RECORDS SHOWN –
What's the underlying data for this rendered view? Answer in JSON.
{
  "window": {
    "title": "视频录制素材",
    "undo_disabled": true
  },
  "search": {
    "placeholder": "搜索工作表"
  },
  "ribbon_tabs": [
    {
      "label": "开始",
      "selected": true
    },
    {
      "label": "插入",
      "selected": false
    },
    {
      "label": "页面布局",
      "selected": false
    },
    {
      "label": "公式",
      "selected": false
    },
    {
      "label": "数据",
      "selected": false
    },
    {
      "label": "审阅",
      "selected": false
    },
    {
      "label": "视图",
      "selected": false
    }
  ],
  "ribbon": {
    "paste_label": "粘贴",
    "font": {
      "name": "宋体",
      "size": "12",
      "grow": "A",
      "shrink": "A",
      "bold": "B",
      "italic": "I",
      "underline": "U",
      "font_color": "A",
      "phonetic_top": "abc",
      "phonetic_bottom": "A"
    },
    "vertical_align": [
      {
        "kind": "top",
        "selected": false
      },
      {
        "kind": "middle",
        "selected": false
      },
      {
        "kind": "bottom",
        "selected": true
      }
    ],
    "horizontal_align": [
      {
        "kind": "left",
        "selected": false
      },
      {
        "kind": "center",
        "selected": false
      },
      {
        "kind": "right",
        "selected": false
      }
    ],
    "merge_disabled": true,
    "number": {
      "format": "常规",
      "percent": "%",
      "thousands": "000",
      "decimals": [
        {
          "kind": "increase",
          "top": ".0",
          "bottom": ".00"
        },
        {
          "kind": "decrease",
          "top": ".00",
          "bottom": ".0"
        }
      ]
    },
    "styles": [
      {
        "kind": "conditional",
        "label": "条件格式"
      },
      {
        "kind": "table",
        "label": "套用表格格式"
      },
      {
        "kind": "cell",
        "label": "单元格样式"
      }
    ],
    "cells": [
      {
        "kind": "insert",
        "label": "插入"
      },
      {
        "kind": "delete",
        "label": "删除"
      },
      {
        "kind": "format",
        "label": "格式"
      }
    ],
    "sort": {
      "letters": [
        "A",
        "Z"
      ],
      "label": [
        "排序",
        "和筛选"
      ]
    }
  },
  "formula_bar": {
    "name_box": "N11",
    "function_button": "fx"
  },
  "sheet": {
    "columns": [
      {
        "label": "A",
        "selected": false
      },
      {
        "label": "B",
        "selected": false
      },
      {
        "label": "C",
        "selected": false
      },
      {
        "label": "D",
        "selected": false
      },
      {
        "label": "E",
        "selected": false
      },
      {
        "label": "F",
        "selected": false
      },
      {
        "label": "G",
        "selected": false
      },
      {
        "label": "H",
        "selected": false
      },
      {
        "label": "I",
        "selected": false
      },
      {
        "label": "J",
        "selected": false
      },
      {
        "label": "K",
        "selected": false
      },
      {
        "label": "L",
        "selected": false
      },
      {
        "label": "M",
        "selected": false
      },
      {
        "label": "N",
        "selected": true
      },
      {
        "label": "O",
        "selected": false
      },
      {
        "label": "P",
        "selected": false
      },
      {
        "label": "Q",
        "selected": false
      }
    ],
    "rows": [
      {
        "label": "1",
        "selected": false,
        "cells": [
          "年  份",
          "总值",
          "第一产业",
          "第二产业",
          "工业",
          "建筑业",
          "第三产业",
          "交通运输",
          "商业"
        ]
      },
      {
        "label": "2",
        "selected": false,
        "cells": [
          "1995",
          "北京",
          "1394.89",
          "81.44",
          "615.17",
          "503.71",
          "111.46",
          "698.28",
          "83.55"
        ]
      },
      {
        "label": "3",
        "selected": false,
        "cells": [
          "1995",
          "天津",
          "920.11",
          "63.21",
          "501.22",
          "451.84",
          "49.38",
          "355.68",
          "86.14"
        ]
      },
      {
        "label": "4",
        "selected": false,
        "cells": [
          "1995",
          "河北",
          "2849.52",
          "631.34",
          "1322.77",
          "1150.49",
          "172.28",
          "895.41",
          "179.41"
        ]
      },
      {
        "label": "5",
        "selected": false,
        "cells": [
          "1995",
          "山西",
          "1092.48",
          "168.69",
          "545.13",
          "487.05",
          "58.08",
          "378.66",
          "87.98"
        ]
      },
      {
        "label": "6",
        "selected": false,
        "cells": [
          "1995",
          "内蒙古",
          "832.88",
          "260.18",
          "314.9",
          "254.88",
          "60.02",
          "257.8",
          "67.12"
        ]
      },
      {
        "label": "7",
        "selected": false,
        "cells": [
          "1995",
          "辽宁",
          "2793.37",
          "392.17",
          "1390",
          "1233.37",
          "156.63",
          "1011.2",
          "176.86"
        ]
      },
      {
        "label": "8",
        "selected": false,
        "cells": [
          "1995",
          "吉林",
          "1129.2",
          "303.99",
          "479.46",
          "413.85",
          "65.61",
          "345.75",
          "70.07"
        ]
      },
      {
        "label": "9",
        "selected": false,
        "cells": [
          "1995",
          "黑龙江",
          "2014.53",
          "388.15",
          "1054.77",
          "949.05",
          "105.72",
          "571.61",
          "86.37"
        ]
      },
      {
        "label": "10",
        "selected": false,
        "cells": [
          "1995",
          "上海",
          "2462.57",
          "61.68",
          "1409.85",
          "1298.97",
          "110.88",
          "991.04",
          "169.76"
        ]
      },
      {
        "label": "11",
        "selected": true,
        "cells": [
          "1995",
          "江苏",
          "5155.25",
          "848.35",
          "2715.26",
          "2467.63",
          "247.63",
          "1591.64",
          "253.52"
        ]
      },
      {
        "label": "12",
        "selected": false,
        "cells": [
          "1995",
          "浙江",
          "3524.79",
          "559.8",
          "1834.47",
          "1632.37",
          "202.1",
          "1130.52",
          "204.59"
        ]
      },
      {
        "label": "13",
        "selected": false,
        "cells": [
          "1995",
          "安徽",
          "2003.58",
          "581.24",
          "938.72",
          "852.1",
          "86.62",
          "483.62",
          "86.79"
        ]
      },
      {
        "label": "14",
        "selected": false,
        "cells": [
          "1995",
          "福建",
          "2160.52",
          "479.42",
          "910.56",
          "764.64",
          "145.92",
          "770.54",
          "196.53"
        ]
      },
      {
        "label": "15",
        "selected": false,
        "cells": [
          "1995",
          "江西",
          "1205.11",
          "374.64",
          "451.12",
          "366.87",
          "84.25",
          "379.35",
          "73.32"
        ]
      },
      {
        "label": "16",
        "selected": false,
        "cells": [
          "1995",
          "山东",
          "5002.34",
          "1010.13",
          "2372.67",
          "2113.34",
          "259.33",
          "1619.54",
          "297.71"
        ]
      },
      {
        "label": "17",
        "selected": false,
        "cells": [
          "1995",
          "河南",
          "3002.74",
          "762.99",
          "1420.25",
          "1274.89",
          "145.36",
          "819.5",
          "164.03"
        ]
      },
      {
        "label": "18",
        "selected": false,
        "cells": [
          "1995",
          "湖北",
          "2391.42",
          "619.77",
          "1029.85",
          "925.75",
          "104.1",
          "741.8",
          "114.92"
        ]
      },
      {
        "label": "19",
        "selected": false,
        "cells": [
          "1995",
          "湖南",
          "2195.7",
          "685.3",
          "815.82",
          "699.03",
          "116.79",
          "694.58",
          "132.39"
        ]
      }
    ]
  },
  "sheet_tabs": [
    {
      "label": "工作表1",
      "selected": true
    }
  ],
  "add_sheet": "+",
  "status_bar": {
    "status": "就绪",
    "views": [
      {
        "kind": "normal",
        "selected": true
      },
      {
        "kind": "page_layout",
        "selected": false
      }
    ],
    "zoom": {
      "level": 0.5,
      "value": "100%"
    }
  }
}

YOUR OBJECTIVE –
Copy every line of the records word for word.

SOLUTION FOR THIS EXERCISE –
What's the underlying data for this rendered view? Answer in JSON.
{
  "window": {
    "title": "视频录制素材",
    "undo_disabled": true
  },
  "search": {
    "placeholder": "搜索工作表"
  },
  "ribbon_tabs": [
    {
      "label": "开始",
      "selected": true
    },
    {
      "label": "插入",
      "selected": false
    },
    {
      "label": "页面布局",
      "selected": false
    },
    {
      "label": "公式",
      "selected": false
    },
    {
      "label": "数据",
      "selected": false
    },
    {
      "label": "审阅",
      "selected": false
    },
    {
      "label": "视图",
      "selected": false
    }
  ],
  "ribbon": {
    "paste_label": "粘贴",
    "font": {
      "name": "宋体",
      "size": "12",
      "grow": "A",
      "shrink": "A",
      "bold": "B",
      "italic": "I",
      "underline": "U",
      "font_color": "A",
      "phonetic_top": "abc",
      "phonetic_bottom": "A"
    },
    "vertical_align": [
      {
        "kind": "top",
        "selected": false
      },
      {
        "kind": "middle",
        "selected": false
      },
      {
        "kind": "bottom",
        "selected": true
      }
    ],
    "horizontal_align": [
      {
        "kind": "left",
        "selected": false
      },
      {
        "kind": "center",
        "selected": false
      },
      {
        "kind": "right",
        "selected": false
      }
    ],
    "merge_disabled": true,
    "number": {
      "format": "常规",
      "percent": "%",
      "thousands": "000",
      "decimals": [
        {
          "kind": "increase",
          "top": ".0",
          "bottom": ".00"
        },
        {
          "kind": "decrease",
          "top": ".00",
          "bottom": ".0"
        }
      ]
    },
    "styles": [
      {
        "kind": "conditional",
        "label": "条件格式"
      },
      {
        "kind": "table",
        "label": "套用表格格式"
      },
      {
        "kind": "cell",
        "label": "单元格样式"
      }
    ],
    "cells": [
      {
        "kind": "insert",
        "label": "插入"
      },
      {
        "kind": "delete",
        "label": "删除"
      },
      {
        "kind": "format",
        "label": "格式"
      }
    ],
    "sort": {
      "letters": [
        "A",
        "Z"
      ],
      "label": [
        "排序",
        "和筛选"
      ]
    }
  },
  "formula_bar": {
    "name_box": "N11",
    "function_button": "fx"
  },
  "sheet": {
    "columns": [
      {
        "label": "A",
        "selected": false
      },
      {
        "label": "B",
        "selected": false
      },
      {
        "label": "C",
        "selected": false
      },
      {
        "label": "D",
        "selected": false
      },
      {
        "label": "E",
        "selected": false
      },
      {
        "label": "F",
        "selected": false
      },
      {
        "label": "G",
        "selected": false
      },
      {
        "label": "H",
        "selected": false
      },
      {
        "label": "I",
        "selected": false
      },
      {
        "label": "J",
        "selected": false
      },
      {
        "label": "K",
        "selected": false
      },
      {
        "label": "L",
        "selected": false
      },
      {
        "label": "M",
        "selected": false
      },
      {
        "label": "N",
        "selected": true
      },
      {
        "label": "O",
        "selected": false
      },
      {
        "label": "P",
        "selected": false
      },
      {
        "label": "Q",
        "selected": false
      }
    ],
    "rows": [
      {
        "label": "1",
        "selected": false,
        "cells": [
          "年  份",
          "总值",
          "第一产业",
          "第二产业",
          "工业",
          "建筑业",
          "第三产业",
          "交通运输",
          "商业"
        ]
      },
      {
        "label": "2",
        "selected": false,
        "cells": [
          "1995",
          "北京",
          "1394.89",
          "81.44",
          "615.17",
          "503.71",
          "111.46",
          "698.28",
          "83.55"
        ]
      },
      {
        "label": "3",
        "selected": false,
        "cells": [
          "1995",
          "天津",
          "920.11",
          "63.21",
          "501.22",
          "451.84",
          "49.38",
          "355.68",
          "86.14"
        ]
      },
      {
        "label": "4",
        "selected": false,
        "cells": [
          "1995",
          "河北",
          "2849.52",
          "631.34",
          "1322.77",
          "1150.49",
          "172.28",
          "895.41",
          "179.41"
        ]
      },
      {
        "label": "5",
        "selected": false,
        "cells": [
          "1995",
          "山西",
          "1092.48",
          "168.69",
          "545.13",
          "487.05",
          "58.08",
          "378.66",
          "87.98"
        ]
      },
      {
        "label": "6",
        "selected": false,
        "cells": [
          "1995",
          "内蒙古",
          "832.88",
          "260.18",
          "314.9",
          "254.88",
          "60.02",
          "257.8",
          "67.12"
        ]
      },
      {
        "label": "7",
        "selected": false,
        "cells": [
          "1995",
          "辽宁",
          "2793.37",
          "392.17",
          "1390",
          "1233.37",
          "156.63",
          "1011.2",
          "176.86"
        ]
      },
      {
        "label": "8",
        "selected": false,
        "cells": [
          "1995",
          "吉林",
          "1129.2",
          "303.99",
          "479.46",
          "413.85",
          "65.61",
          "345.75",
          "70.07"
        ]
      },
      {
        "label": "9",
        "selected": false,
        "cells": [
          "1995",
          "黑龙江",
          "2014.53",
          "388.15",
          "1054.77",
          "949.05",
          "105.72",
          "571.61",
          "86.37"
        ]
      },
      {
        "label": "10",
        "selected": false,
        "cells": [
          "1995",
          "上海",
          "2462.57",
          "61.68",
          "1409.85",
          "1298.97",
          "110.88",
          "991.04",
          "169.76"
        ]
      },
      {
        "label": "11",
        "selected": true,
        "cells": [
          "1995",
          "江苏",
          "5155.25",
          "848.35",
          "2715.26",
          "2467.63",
          "247.63",
          "1591.64",
          "253.52"
        ]
      },
      {
        "label": "12",
        "selected": false,
        "cells": [
          "1995",
          "浙江",
          "3524.79",
          "559.8",
          "1834.47",
          "1632.37",
          "202.1",
          "1130.52",
          "204.59"
        ]
      },
      {
        "label": "13",
        "selected": false,
        "cells": [
          "1995",
          "安徽",
          "2003.58",
          "581.24",
          "938.72",
          "852.1",
          "86.62",
          "483.62",
          "86.79"
        ]
      },
      {
        "label": "14",
        "selected": false,
        "cells": [
          "1995",
          "福建",
          "2160.52",
          "479.42",
          "910.56",
          "764.64",
          "145.92",
          "770.54",
          "196.53"
        ]
      },
      {
        "label": "15",
        "selected": false,
        "cells": [
          "1995",
          "江西",
          "1205.11",
          "374.64",
          "451.12",
          "366.87",
          "84.25",
          "379.35",
          "73.32"
        ]
      },
      {
        "label": "16",
        "selected": false,
        "cells": [
          "1995",
          "山东",
          "5002.34",
          "1010.13",
          "2372.67",
          "2113.34",
          "259.33",
          "1619.54",
          "297.71"
        ]
      },
      {
        "label": "17",
        "selected": false,
        "cells": [
          "1995",
          "河南",
          "3002.74",
          "762.99",
          "1420.25",
          "1274.89",
          "145.36",
          "819.5",
          "164.03"
        ]
      },
      {
        "label": "18",
        "selected": false,
        "cells": [
          "1995",
          "湖北",
          "2391.42",
          "619.77",
          "1029.85",
          "925.75",
          "104.1",
          "741.8",
          "114.92"
        ]
      },
      {
        "label": "19",
        "selected": false,
        "cells": [
          "1995",
          "湖南",
          "2195.7",
          "685.3",
          "815.82",
          "699.03",
          "116.79",
          "694.58",
          "132.39"
        ]
      }
    ]
  },
  "sheet_tabs": [
    {
      "label": "工作表1",
      "selected": true
    }
  ],
  "add_sheet": "+",
  "status_bar": {
    "status": "就绪",
    "views": [
      {
        "kind": "normal",
        "selected": true
      },
      {
        "kind": "page_layout",
        "selected": false
      }
    ],
    "zoom": {
      "level": 0.5,
      "value": "100%"
    }
  }
}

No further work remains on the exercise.